** START Task data **
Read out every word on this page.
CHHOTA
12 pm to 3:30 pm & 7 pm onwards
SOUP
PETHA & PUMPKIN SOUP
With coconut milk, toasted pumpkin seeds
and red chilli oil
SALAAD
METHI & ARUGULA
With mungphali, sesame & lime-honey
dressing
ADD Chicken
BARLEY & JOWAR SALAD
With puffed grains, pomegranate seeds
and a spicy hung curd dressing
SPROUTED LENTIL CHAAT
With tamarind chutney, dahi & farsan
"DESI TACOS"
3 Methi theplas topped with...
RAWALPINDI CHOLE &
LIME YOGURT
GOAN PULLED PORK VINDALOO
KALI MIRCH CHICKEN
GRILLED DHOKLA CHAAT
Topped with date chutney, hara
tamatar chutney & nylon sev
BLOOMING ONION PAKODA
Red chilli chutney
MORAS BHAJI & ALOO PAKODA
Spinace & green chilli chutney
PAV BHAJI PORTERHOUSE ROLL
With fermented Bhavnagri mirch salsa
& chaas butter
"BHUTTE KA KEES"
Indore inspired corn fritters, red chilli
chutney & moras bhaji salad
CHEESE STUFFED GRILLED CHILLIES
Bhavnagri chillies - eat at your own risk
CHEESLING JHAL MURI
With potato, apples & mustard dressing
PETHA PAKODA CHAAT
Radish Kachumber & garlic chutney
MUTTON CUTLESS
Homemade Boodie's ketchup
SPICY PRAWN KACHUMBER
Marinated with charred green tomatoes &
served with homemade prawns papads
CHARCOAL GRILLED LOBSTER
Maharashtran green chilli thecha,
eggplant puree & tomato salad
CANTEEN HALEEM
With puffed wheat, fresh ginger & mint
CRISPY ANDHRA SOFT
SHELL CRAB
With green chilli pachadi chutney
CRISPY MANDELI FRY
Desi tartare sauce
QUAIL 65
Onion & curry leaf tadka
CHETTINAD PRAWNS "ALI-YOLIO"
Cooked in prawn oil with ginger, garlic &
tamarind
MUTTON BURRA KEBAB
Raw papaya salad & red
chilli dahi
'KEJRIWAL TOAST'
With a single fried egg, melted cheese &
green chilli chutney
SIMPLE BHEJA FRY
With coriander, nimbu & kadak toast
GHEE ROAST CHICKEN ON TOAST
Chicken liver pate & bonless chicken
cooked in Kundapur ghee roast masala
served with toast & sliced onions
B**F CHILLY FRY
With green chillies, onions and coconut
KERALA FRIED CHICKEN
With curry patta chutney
** END Task data **
- _Stated exercise_
Using the entries above, please restate each one word for word.

- _Answer for the task_
Read out every word on this page.
CHHOTA
12 pm to 3:30 pm & 7 pm onwards
SOUP
PETHA & PUMPKIN SOUP
With coconut milk, toasted pumpkin seeds
and red chilli oil
SALAAD
METHI & ARUGULA
With mungphali, sesame & lime-honey
dressing
ADD Chicken
BARLEY & JOWAR SALAD
With puffed grains, pomegranate seeds
and a spicy hung curd dressing
SPROUTED LENTIL CHAAT
With tamarind chutney, dahi & farsan
"DESI TACOS"
3 Methi theplas topped with...
RAWALPINDI CHOLE &
LIME YOGURT
GOAN PULLED PORK VINDALOO
KALI MIRCH CHICKEN
GRILLED DHOKLA CHAAT
Topped with date chutney, hara
tamatar chutney & nylon sev
BLOOMING ONION PAKODA
Red chilli chutney
MORAS BHAJI & ALOO PAKODA
Spinace & green chilli chutney
PAV BHAJI PORTERHOUSE ROLL
With fermented Bhavnagri mirch salsa
& chaas butter
"BHUTTE KA KEES"
Indore inspired corn fritters, red chilli
chutney & moras bhaji salad
CHEESE STUFFED GRILLED CHILLIES
Bhavnagri chillies - eat at your own risk
CHEESLING JHAL MURI
With potato, apples & mustard dressing
PETHA PAKODA CHAAT
Radish Kachumber & garlic chutney
MUTTON CUTLESS
Homemade Boodie's ketchup
SPICY PRAWN KACHUMBER
Marinated with charred green tomatoes &
served with homemade prawns papads
CHARCOAL GRILLED LOBSTER
Maharashtran green chilli thecha,
eggplant puree & tomato salad
CANTEEN HALEEM
With puffed wheat, fresh ginger & mint
CRISPY ANDHRA SOFT
SHELL CRAB
With green chilli pachadi chutney
CRISPY MANDELI FRY
Desi tartare sauce
QUAIL 65
Onion & curry leaf tadka
CHETTINAD PRAWNS "ALI-YOLIO"
Cooked in prawn oil with ginger, garlic &
tamarind
MUTTON BURRA KEBAB
Raw papaya salad & red
chilli dahi
'KEJRIWAL TOAST'
With a single fried egg, melted cheese &
green chilli chutney
SIMPLE BHEJA FRY
With coriander, nimbu & kadak toast
GHEE ROAST CHICKEN ON TOAST
Chicken liver pate & bonless chicken
cooked in Kundapur ghee roast masala
served with toast & sliced onions
B**F CHILLY FRY
With green chillies, onions and coconut
KERALA FRIED CHICKEN
With curry patta chutney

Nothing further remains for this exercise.